### Problem
Copy the lines in the records below from the line with "- trending-headline-link[interactable]: Tension" to the line with "- maple-leaf-icon: [1025, 962, 1043, 978]", including both of those lines, and change nothing in them.

### Available records
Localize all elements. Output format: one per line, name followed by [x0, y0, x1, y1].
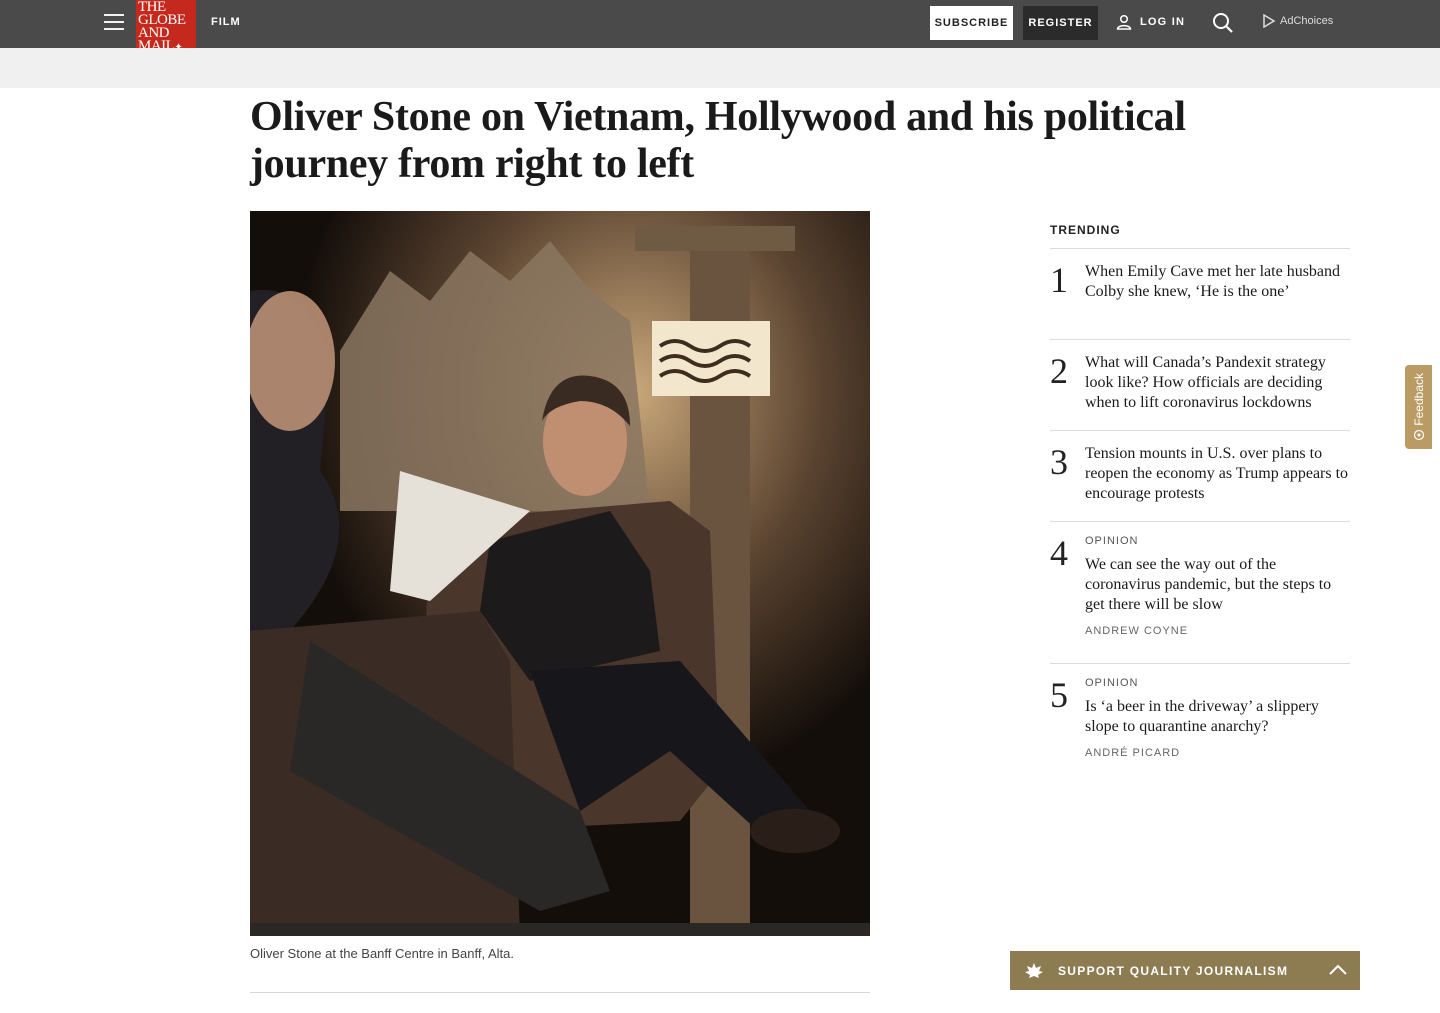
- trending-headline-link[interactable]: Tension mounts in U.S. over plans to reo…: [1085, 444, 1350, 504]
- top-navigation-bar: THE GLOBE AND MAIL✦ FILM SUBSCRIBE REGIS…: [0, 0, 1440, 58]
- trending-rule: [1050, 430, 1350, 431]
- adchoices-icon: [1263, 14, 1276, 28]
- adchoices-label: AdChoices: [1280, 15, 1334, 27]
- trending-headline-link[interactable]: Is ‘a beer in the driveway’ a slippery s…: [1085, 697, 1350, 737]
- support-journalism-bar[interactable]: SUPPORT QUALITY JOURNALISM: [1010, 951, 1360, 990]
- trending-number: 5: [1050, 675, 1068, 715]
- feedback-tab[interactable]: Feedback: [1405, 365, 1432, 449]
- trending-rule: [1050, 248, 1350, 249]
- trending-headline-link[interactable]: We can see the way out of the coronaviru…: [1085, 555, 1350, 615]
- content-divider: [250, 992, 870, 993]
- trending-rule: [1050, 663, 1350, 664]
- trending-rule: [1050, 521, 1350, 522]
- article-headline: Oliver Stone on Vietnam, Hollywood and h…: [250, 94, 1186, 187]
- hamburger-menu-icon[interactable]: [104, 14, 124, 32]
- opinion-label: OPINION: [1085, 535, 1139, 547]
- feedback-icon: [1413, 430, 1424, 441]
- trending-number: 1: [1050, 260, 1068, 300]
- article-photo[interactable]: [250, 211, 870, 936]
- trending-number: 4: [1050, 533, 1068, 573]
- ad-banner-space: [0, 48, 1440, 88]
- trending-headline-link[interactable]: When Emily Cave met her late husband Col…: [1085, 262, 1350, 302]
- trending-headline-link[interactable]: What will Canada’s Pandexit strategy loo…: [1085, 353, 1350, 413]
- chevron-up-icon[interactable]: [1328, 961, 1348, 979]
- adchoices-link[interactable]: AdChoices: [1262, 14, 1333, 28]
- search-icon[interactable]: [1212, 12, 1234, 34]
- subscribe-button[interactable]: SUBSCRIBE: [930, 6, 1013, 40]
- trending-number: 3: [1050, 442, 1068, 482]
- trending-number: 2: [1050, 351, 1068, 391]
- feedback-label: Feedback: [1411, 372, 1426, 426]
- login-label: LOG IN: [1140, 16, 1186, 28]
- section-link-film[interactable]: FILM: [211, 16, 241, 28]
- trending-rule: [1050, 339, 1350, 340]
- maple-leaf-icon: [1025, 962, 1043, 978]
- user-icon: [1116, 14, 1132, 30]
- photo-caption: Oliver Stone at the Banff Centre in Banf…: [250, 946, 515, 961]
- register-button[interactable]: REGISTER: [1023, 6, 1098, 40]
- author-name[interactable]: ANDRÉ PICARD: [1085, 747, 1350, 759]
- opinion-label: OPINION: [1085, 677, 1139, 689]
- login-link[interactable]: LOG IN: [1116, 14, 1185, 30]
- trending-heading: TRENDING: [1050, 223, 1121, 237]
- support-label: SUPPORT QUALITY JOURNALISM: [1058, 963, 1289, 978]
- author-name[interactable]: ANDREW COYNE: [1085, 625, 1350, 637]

--

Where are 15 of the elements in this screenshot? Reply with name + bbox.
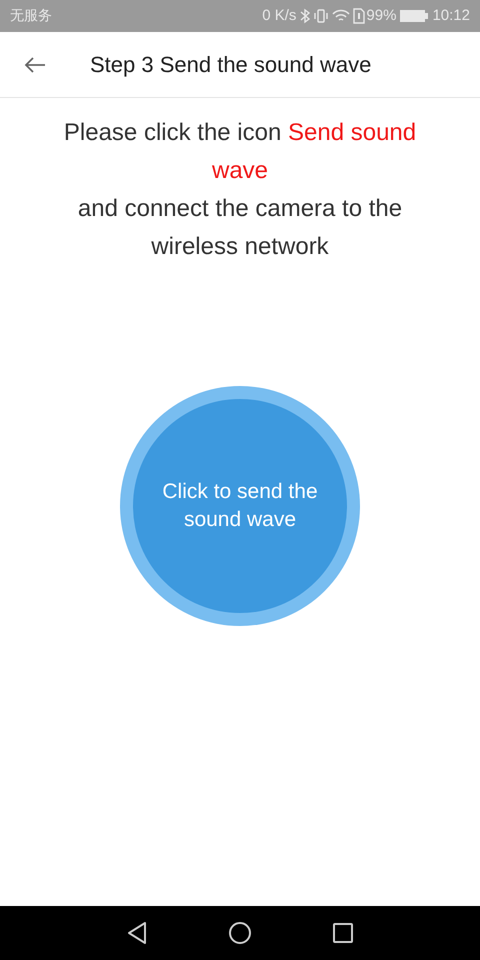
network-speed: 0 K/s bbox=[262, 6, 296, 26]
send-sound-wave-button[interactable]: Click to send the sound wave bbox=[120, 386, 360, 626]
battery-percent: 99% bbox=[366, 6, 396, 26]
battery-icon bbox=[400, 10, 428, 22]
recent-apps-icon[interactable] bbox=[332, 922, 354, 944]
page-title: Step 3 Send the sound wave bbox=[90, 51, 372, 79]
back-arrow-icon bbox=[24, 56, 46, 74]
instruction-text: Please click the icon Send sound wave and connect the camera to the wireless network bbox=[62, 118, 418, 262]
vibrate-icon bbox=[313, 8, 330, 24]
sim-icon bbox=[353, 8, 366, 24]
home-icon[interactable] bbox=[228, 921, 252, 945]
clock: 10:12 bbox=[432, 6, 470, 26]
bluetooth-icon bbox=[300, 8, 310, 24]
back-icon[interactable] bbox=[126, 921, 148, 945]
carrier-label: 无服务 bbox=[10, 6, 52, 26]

---

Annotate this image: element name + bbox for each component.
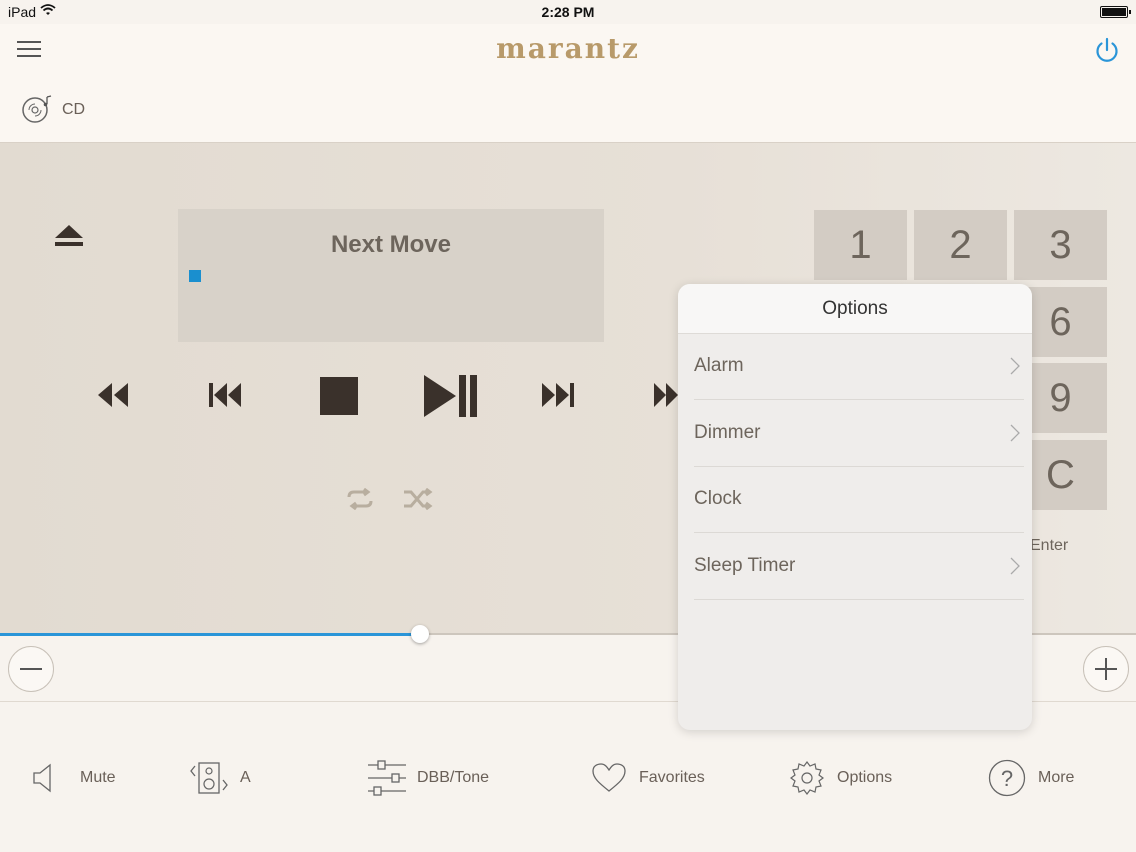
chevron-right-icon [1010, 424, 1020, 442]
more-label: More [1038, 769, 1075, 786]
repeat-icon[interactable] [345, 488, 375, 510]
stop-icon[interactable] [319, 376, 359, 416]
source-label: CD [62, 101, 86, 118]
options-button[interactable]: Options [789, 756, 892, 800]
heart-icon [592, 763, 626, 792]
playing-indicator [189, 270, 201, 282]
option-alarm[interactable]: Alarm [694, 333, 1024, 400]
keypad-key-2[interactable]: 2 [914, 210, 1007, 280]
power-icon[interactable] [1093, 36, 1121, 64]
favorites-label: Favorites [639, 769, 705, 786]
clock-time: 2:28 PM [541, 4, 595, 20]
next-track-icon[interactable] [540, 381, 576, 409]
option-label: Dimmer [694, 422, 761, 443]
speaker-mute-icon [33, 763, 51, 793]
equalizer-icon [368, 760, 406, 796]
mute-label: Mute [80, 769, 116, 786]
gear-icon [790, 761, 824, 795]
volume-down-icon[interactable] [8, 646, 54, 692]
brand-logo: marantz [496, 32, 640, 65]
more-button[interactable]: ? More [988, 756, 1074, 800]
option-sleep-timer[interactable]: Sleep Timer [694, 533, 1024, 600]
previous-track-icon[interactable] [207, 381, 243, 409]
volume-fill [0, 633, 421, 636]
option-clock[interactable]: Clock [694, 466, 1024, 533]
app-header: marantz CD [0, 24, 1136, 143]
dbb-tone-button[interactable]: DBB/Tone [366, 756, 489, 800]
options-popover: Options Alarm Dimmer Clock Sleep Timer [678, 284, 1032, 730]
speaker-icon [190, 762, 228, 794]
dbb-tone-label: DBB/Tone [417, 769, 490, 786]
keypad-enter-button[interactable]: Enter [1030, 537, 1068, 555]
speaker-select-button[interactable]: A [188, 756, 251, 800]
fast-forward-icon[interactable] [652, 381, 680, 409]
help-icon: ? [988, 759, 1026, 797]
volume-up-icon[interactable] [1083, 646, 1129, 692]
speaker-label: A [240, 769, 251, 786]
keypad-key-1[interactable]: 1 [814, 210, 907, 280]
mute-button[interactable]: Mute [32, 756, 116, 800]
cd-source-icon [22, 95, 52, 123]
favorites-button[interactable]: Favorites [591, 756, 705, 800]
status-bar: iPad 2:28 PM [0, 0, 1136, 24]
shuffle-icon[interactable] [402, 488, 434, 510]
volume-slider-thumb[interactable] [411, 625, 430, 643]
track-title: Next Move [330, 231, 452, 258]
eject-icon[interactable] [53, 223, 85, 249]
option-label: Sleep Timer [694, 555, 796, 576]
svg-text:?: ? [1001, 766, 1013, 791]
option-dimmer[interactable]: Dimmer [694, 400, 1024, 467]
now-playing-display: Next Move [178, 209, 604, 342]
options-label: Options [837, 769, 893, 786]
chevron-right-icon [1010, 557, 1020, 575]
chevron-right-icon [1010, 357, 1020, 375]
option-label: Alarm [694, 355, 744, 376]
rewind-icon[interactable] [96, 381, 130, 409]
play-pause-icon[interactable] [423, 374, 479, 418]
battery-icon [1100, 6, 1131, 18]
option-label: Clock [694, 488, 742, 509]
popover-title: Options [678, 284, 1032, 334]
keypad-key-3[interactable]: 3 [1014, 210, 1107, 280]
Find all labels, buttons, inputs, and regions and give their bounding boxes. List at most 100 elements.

### Complete response
- trending-headline-link[interactable]: Tension mounts in U.S. over plans to reo…: [1085, 444, 1350, 504]
- top-navigation-bar: THE GLOBE AND MAIL✦ FILM SUBSCRIBE REGIS…: [0, 0, 1440, 58]
- trending-rule: [1050, 430, 1350, 431]
- adchoices-icon: [1263, 14, 1276, 28]
- adchoices-label: AdChoices: [1280, 15, 1334, 27]
- trending-headline-link[interactable]: Is ‘a beer in the driveway’ a slippery s…: [1085, 697, 1350, 737]
- support-journalism-bar[interactable]: SUPPORT QUALITY JOURNALISM: [1010, 951, 1360, 990]
- trending-number: 5: [1050, 675, 1068, 715]
- feedback-tab[interactable]: Feedback: [1405, 365, 1432, 449]
- trending-rule: [1050, 248, 1350, 249]
- trending-headline-link[interactable]: We can see the way out of the coronaviru…: [1085, 555, 1350, 615]
- content-divider: [250, 992, 870, 993]
- trending-rule: [1050, 663, 1350, 664]
- trending-rule: [1050, 521, 1350, 522]
- article-headline: Oliver Stone on Vietnam, Hollywood and h…: [250, 94, 1186, 187]
- hamburger-menu-icon[interactable]: [104, 14, 124, 32]
- opinion-label: OPINION: [1085, 535, 1139, 547]
- feedback-icon: [1413, 430, 1424, 441]
- trending-number: 1: [1050, 260, 1068, 300]
- article-photo[interactable]: [250, 211, 870, 936]
- trending-number: 4: [1050, 533, 1068, 573]
- ad-banner-space: [0, 48, 1440, 88]
- trending-headline-link[interactable]: When Emily Cave met her late husband Col…: [1085, 262, 1350, 302]
- trending-headline-link[interactable]: What will Canada’s Pandexit strategy loo…: [1085, 353, 1350, 413]
- chevron-up-icon[interactable]: [1328, 961, 1348, 979]
- adchoices-link[interactable]: AdChoices: [1262, 14, 1333, 28]
- search-icon[interactable]: [1212, 12, 1234, 34]
- subscribe-button[interactable]: SUBSCRIBE: [930, 6, 1013, 40]
- trending-number: 3: [1050, 442, 1068, 482]
- trending-number: 2: [1050, 351, 1068, 391]
- feedback-label: Feedback: [1411, 372, 1426, 426]
- login-label: LOG IN: [1140, 16, 1186, 28]
- section-link-film[interactable]: FILM: [211, 16, 241, 28]
- trending-rule: [1050, 339, 1350, 340]
- maple-leaf-icon: [1025, 962, 1043, 978]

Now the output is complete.